[Written task]: Give a count of the lines below that have the string "relative" in them, with no other words.

Data extracted from a collection:
----
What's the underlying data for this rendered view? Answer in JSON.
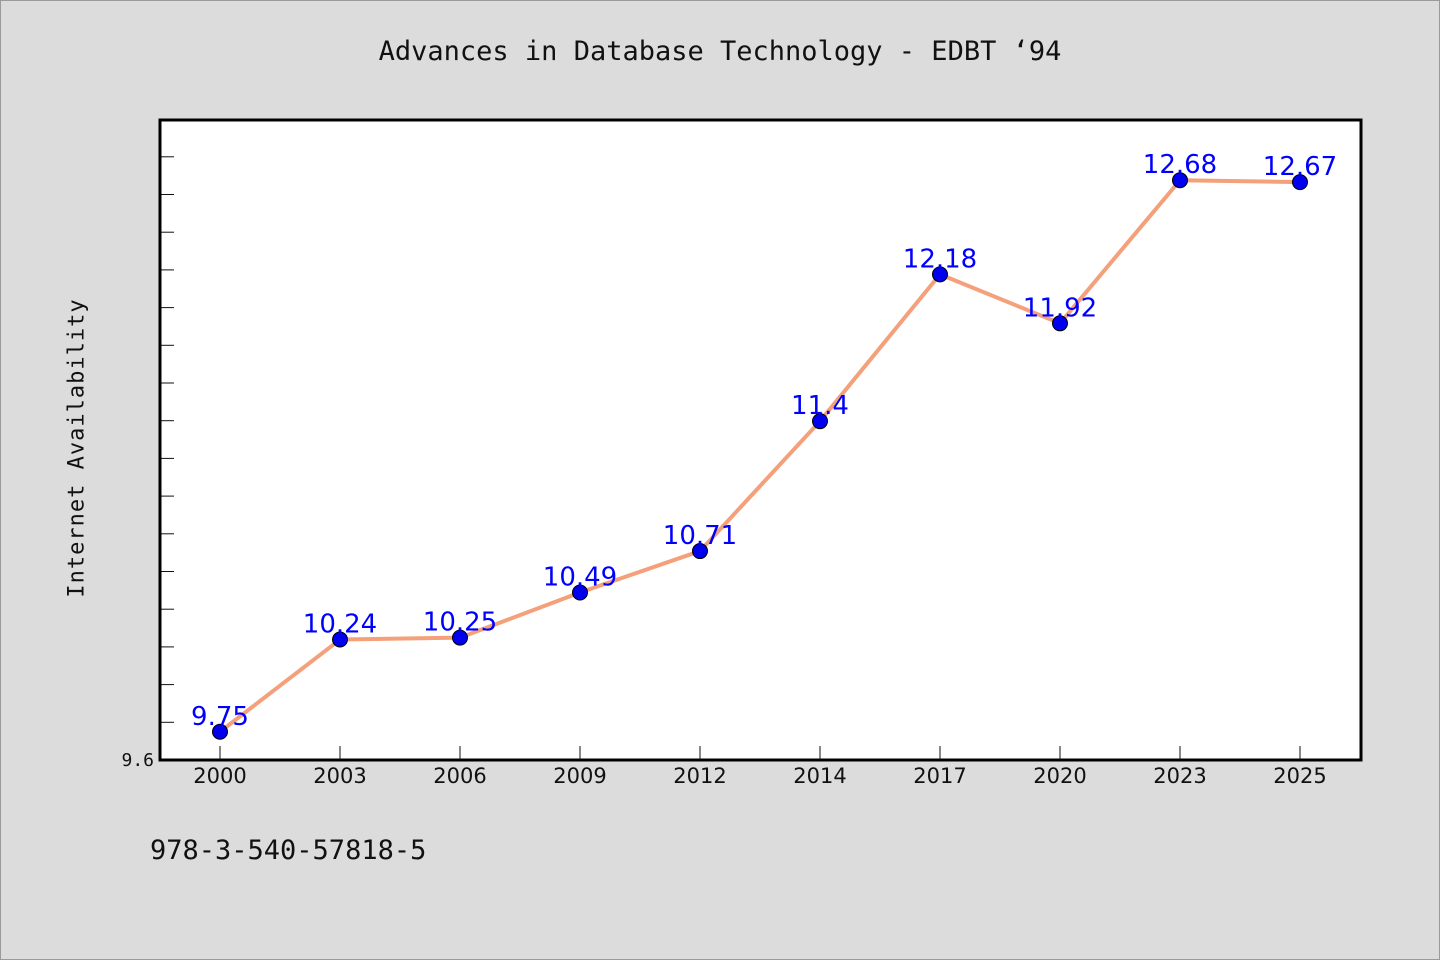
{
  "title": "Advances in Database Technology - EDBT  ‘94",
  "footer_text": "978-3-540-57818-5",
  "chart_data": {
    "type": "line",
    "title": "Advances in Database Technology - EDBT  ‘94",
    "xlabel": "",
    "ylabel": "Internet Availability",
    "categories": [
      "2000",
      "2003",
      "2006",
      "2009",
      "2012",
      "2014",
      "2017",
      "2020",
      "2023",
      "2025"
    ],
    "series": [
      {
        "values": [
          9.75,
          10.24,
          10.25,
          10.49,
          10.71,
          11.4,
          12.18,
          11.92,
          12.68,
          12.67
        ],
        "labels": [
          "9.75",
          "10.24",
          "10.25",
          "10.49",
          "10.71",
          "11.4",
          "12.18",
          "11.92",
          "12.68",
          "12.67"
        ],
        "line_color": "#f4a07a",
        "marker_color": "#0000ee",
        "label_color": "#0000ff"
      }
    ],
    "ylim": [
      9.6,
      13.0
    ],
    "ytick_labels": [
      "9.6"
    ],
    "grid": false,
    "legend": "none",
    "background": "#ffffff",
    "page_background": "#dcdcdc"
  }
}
----
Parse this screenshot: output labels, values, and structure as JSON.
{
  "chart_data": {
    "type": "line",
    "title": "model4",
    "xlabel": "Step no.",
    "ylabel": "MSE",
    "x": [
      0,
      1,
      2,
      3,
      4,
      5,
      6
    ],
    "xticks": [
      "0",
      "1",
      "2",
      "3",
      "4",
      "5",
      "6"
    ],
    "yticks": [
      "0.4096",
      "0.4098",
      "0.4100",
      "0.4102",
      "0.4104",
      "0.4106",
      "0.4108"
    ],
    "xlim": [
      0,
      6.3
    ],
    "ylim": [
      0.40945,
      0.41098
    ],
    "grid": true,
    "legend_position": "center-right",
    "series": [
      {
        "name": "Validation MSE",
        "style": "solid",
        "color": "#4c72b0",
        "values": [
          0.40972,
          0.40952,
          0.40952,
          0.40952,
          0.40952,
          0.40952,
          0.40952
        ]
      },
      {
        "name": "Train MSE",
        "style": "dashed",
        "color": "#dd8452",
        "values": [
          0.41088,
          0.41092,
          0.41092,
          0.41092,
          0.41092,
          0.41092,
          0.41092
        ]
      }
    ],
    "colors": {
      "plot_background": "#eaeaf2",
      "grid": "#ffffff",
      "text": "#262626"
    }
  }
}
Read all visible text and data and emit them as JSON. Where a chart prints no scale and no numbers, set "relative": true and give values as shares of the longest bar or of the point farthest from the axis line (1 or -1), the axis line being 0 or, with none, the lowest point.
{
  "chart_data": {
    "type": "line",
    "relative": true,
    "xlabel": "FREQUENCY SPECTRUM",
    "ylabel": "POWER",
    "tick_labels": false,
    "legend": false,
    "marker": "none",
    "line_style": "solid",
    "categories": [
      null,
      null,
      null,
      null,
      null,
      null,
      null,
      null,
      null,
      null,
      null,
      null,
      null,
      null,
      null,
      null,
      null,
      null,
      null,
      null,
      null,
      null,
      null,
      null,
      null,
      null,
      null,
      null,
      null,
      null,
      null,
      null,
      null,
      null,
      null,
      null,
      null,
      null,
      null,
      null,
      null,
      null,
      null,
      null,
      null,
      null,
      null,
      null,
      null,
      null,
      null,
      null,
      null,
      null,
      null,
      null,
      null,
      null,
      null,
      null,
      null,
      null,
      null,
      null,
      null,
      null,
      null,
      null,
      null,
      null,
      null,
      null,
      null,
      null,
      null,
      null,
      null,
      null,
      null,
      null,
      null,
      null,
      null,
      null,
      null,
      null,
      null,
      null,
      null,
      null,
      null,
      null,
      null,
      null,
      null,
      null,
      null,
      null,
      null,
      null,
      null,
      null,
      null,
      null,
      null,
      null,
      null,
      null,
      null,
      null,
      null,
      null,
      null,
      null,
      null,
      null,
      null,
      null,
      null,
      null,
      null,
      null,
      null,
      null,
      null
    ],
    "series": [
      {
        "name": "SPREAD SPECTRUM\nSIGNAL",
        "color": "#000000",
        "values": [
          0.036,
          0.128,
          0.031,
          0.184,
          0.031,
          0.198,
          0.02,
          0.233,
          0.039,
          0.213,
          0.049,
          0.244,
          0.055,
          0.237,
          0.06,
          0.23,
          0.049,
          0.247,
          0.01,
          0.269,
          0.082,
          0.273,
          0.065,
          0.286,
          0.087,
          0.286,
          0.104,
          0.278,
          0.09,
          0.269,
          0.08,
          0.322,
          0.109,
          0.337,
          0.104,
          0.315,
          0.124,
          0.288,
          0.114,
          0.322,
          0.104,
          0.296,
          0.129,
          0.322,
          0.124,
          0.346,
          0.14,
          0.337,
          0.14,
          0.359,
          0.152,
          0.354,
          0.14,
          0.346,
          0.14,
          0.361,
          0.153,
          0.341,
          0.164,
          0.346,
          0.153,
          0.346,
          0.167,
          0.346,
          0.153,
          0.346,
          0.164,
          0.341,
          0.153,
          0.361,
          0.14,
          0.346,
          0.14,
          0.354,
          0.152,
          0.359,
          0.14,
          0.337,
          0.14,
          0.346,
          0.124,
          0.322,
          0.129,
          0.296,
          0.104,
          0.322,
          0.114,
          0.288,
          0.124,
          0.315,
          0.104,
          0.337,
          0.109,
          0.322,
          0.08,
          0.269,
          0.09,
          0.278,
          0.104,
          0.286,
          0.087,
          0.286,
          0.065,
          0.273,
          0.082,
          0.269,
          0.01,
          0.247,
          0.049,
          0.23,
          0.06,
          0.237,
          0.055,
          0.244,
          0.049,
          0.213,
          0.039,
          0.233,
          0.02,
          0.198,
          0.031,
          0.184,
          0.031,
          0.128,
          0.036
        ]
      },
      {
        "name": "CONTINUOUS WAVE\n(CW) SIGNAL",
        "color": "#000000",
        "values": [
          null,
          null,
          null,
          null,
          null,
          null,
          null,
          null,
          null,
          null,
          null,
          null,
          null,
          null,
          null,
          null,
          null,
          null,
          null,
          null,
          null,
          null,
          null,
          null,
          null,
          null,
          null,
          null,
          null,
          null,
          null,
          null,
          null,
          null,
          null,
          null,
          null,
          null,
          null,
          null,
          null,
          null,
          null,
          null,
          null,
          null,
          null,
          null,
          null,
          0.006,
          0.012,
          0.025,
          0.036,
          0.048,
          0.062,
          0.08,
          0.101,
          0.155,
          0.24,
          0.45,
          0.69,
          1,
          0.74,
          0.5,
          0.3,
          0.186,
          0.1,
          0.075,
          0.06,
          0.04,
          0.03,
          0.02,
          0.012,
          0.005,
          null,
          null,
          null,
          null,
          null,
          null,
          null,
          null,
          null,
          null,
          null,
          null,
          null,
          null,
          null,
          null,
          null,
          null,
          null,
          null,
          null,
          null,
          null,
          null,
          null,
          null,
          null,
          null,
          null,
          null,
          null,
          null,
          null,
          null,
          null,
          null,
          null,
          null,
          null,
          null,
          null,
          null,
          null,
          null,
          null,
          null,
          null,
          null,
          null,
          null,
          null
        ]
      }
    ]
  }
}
----
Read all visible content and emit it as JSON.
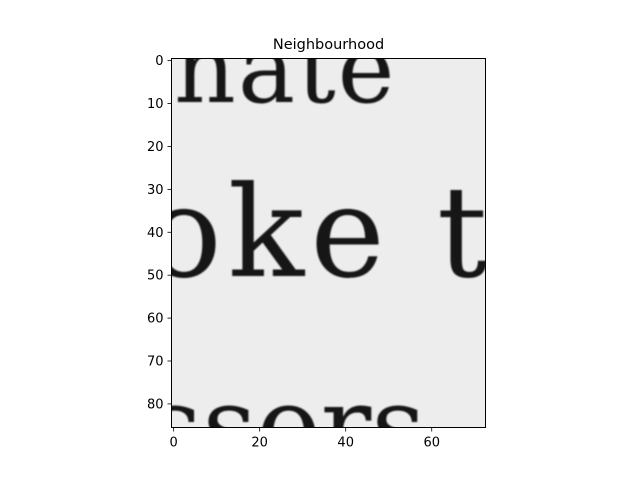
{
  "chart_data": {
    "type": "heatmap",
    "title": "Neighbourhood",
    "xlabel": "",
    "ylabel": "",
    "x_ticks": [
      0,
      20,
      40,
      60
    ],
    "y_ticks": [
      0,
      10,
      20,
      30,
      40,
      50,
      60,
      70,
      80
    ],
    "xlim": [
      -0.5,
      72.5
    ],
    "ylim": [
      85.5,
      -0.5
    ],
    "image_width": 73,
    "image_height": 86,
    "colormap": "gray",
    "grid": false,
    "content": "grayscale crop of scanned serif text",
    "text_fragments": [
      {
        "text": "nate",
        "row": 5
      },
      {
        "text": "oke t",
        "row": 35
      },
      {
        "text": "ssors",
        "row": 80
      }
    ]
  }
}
----
[Answer to this task]: 2